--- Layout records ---

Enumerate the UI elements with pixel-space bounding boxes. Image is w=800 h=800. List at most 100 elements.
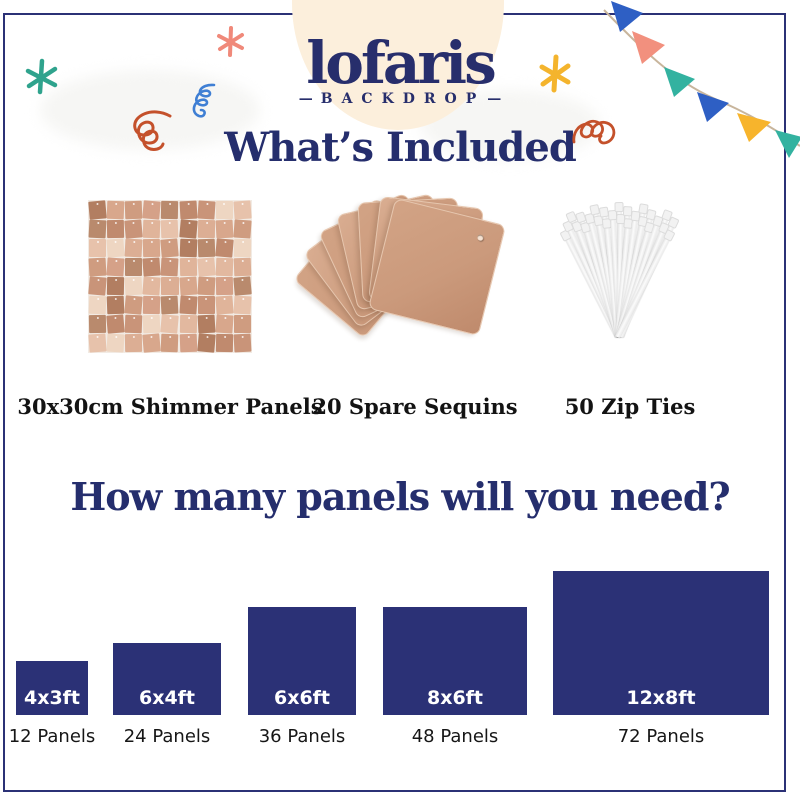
sequin-square <box>143 314 161 334</box>
sequin-square <box>233 295 252 315</box>
watercolor-smudge <box>40 70 260 150</box>
sequin-square <box>106 257 125 277</box>
spiral-squiggle-icon <box>572 119 616 145</box>
bunting-flag <box>664 67 695 97</box>
bunting-flag <box>737 113 771 142</box>
sequin-square <box>160 238 180 258</box>
sequin-square <box>215 201 233 219</box>
sequin-square <box>197 219 215 239</box>
panel-count-caption: 36 Panels <box>258 726 346 747</box>
sequin-square <box>160 257 180 277</box>
sequin-square <box>215 314 234 334</box>
sequin-square <box>160 295 180 315</box>
panel-size-bar-8x6ft: 8x6ft <box>383 607 527 715</box>
sequin-square <box>161 219 179 239</box>
bunting-flag <box>775 130 800 158</box>
sequin-square <box>143 238 161 258</box>
panel-count-caption: 12 Panels <box>8 726 96 747</box>
sequin-square <box>106 295 125 315</box>
item-caption-spare-sequins: 20 Spare Sequins <box>312 394 518 419</box>
sequin-square <box>178 276 198 296</box>
sequin-square <box>89 239 107 257</box>
spare-sequins-photo <box>293 192 507 339</box>
sequin-square <box>233 315 251 333</box>
panel-size-label: 4x3ft <box>23 687 81 709</box>
sequin-square <box>179 257 197 277</box>
sequin-square <box>106 238 125 258</box>
sequin-square <box>125 258 143 276</box>
panel-size-bar-6x4ft: 6x4ft <box>113 643 221 715</box>
sequin-square <box>88 219 107 239</box>
panel-count-caption: 48 Panels <box>411 726 499 747</box>
bunting-flag <box>611 1 643 32</box>
sequin-square <box>233 219 252 239</box>
sequin-square <box>196 333 216 353</box>
brand-subtitle: — BACKDROP — <box>0 91 800 107</box>
panel-size-bar-4x3ft: 4x3ft <box>16 661 88 715</box>
sequin-square <box>142 257 162 277</box>
sequin-square <box>197 276 216 296</box>
sequin-square <box>215 238 234 258</box>
dash-right: — <box>487 91 502 107</box>
sparkle-icon <box>25 58 58 95</box>
sequin-square <box>124 314 143 334</box>
panels-needed-title: How many panels will you need? <box>70 474 730 519</box>
sequin-square <box>233 276 252 296</box>
sequin-square <box>233 238 252 258</box>
bunting-banner <box>603 1 800 158</box>
sequin-square <box>161 200 179 220</box>
sequin-square <box>88 276 107 296</box>
sequin-square <box>106 219 125 239</box>
sequin-square <box>215 333 234 353</box>
sequin-square <box>106 314 125 334</box>
panel-count-caption: 24 Panels <box>123 726 211 747</box>
sequin-hole <box>476 233 485 242</box>
sequin-square <box>88 257 107 277</box>
sequin-square <box>88 314 107 334</box>
sequin-square <box>106 276 125 296</box>
panel-size-label: 12x8ft <box>626 687 696 709</box>
sequin-square <box>88 333 107 353</box>
sequin-square <box>106 333 125 353</box>
sparkle-icon <box>539 54 571 93</box>
bunting-flag <box>632 31 665 64</box>
sequin-square <box>197 296 215 314</box>
brand-logo: lofaris <box>306 29 497 97</box>
sequin-square <box>197 200 216 220</box>
sequin-square <box>161 277 179 295</box>
sequin-square <box>233 333 252 353</box>
sequin-square <box>88 295 107 315</box>
sequin-square <box>143 219 161 239</box>
sequin-square <box>88 200 107 220</box>
brand-subtitle-text: BACKDROP <box>320 91 486 107</box>
sequin-square <box>197 238 216 258</box>
whats-included-title: What’s Included <box>224 124 577 171</box>
sequin-square <box>124 276 143 296</box>
sequin-square <box>179 314 197 334</box>
sequin-square <box>125 333 143 353</box>
sparkle-icon <box>217 26 244 57</box>
sequin-square <box>124 219 144 239</box>
sequin-square <box>143 295 161 315</box>
item-caption-zip-ties: 50 Zip Ties <box>564 394 696 419</box>
sequin-square <box>160 314 180 334</box>
item-caption-shimmer-panels: 30x30cm Shimmer Panels <box>17 394 323 419</box>
sequin-square <box>142 200 162 220</box>
sequin-square <box>124 295 144 315</box>
zip-ties-photo <box>549 197 691 339</box>
sequin-square <box>215 276 234 296</box>
dash-left: — <box>298 91 313 107</box>
bunting-flag <box>697 92 729 122</box>
panel-size-bar-6x6ft: 6x6ft <box>248 607 356 715</box>
sequin-square <box>215 257 234 277</box>
sequin-square <box>179 333 197 353</box>
sequin-square <box>196 257 216 277</box>
sequin-square <box>233 200 252 220</box>
sequin-square <box>142 333 162 353</box>
panel-count-caption: 72 Panels <box>617 726 705 747</box>
panel-size-label: 6x6ft <box>273 687 331 709</box>
spiral-squiggle-icon <box>133 110 172 151</box>
sequin-square <box>197 314 216 334</box>
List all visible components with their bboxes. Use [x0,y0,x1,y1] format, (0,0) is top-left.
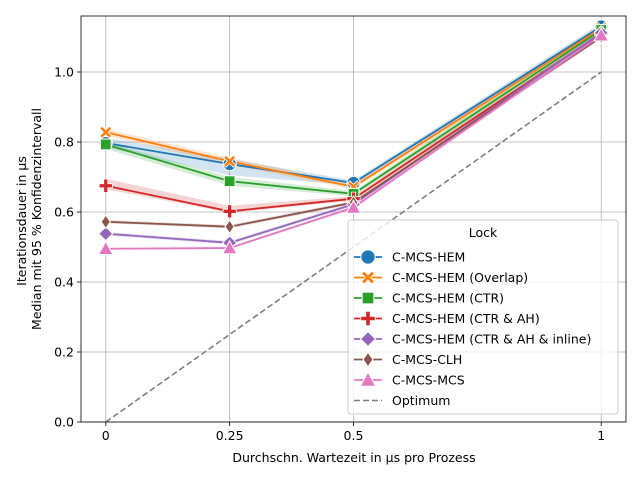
legend-marker [359,371,377,387]
legend-label: C-MCS-MCS [392,373,465,388]
legend-item-c-mcs-mcs: C-MCS-MCS [354,371,465,388]
series-markers [97,19,610,256]
y-tick-label: 0.6 [54,205,74,220]
y-axis-label-line-1: Iterationsdauer in µs [14,156,29,286]
data-point-c-mcs-hem-ctr-ah [222,204,237,219]
legend-item-c-mcs-clh: C-MCS-CLH [354,351,462,368]
legend-label: C-MCS-HEM (Overlap) [392,270,528,285]
legend-label: C-MCS-HEM [392,250,465,265]
legend-label: C-MCS-HEM (CTR) [392,291,504,306]
data-point-c-mcs-hem-ctr [99,138,112,151]
x-axis-label: Durchschn. Wartezeit in µs pro Prozess [232,450,475,465]
data-point-c-mcs-clh [100,214,111,230]
legend-marker [359,330,377,348]
x-tick-label: 1 [597,428,605,443]
data-point-c-mcs-hem-overlap [223,154,237,168]
legend-marker [362,351,374,368]
y-tick-label: 0.0 [54,415,74,430]
legend-marker [360,249,376,265]
x-tick-label: 0.5 [344,428,364,443]
legend-item-c-mcs-hem-overlap: C-MCS-HEM (Overlap) [354,270,528,285]
series-line-c-mcs-hem-ctr-ah [105,32,602,213]
series-line-c-mcs-hem-overlap [105,27,602,188]
legend-label: C-MCS-HEM (CTR & AH & inline) [392,332,591,347]
legend-marker [361,291,375,305]
legend-item-c-mcs-hem-ctr-ah-inline: C-MCS-HEM (CTR & AH & inline) [354,330,591,348]
data-point-c-mcs-clh [224,219,235,235]
y-axis-label: Iterationsdauer in µs Median mit 95 % Ko… [14,108,44,330]
legend-item-c-mcs-hem-ctr-ah: C-MCS-HEM (CTR & AH) [354,310,540,327]
y-tick-label: 0.8 [54,135,74,150]
y-tick-label: 0.2 [54,345,74,360]
data-point-c-mcs-mcs [345,199,362,214]
legend-label: C-MCS-CLH [392,352,462,367]
legend-items: C-MCS-HEM C-MCS-HEM (Overlap) C-MCS-HEM (C… [354,249,591,408]
data-point-c-mcs-mcs [221,239,238,255]
y-tick-label: 0.4 [54,275,74,290]
series-line-c-mcs-mcs [105,34,602,250]
legend-marker [360,310,376,327]
series-lines [105,25,602,423]
legend-marker [360,270,376,285]
data-point-c-mcs-hem-ctr-ah [98,178,113,193]
x-tick-label: 0 [102,428,110,443]
ci-band-c-mcs-hem-ctr-ah [105,30,602,213]
legend-label: Optimum [392,393,450,408]
axis-ticks: 0 0.25 0.5 1 0.0 0.2 0.4 0.6 0.8 1.0 [54,65,605,444]
series-line-c-mcs-hem-ctr-ah-inline [105,32,602,244]
series-line-optimum [105,71,602,423]
legend-box [347,219,619,415]
data-point-c-mcs-mcs [593,27,610,42]
x-tick-label: 0.25 [216,428,244,443]
legend-item-c-mcs-hem-ctr: C-MCS-HEM (CTR) [354,291,504,306]
y-axis-label-line-2: Median mit 95 % Konfidenzintervall [29,108,44,330]
series-line-c-mcs-hem-ctr [105,29,602,195]
series-line-c-mcs-clh [105,36,602,228]
legend-label: C-MCS-HEM (CTR & AH) [392,311,540,326]
data-point-c-mcs-hem-overlap [99,125,113,139]
data-point-c-mcs-mcs [97,240,114,256]
legend-item-c-mcs-hem: C-MCS-HEM [354,249,465,265]
legend-item-optimum: Optimum [354,393,450,408]
y-tick-label: 1.0 [54,65,74,80]
data-point-c-mcs-hem-ctr [223,175,236,188]
legend-title: Lock [469,225,498,240]
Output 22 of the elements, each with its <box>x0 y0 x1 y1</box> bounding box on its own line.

--- Task details ---
Reproduce the lines from the one with "legend-marker [359,371,377,387]" up to and including the one with "legend-marker [362,351,374,368]", switching "Wartezeit" to "Latenzzeit" and leaving everything else unchanged.

--- Solution ---
legend-marker [359,371,377,387]
legend-label: C-MCS-MCS [392,373,465,388]
legend-item-c-mcs-mcs: C-MCS-MCS [354,371,465,388]
series-markers [97,19,610,256]
y-tick-label: 0.6 [54,205,74,220]
y-axis-label-line-1: Iterationsdauer in µs [14,156,29,286]
data-point-c-mcs-hem-ctr-ah [222,204,237,219]
legend-item-c-mcs-clh: C-MCS-CLH [354,351,462,368]
legend-label: C-MCS-HEM (Overlap) [392,270,528,285]
legend-label: C-MCS-HEM [392,250,465,265]
legend-label: C-MCS-HEM (CTR) [392,291,504,306]
data-point-c-mcs-hem-ctr [99,138,112,151]
x-axis-label: Durchschn. Latenzzeit in µs pro Prozess [232,450,475,465]
data-point-c-mcs-clh [100,214,111,230]
legend-marker [359,330,377,348]
x-tick-label: 1 [597,428,605,443]
data-point-c-mcs-hem-overlap [223,154,237,168]
legend-marker [362,351,374,368]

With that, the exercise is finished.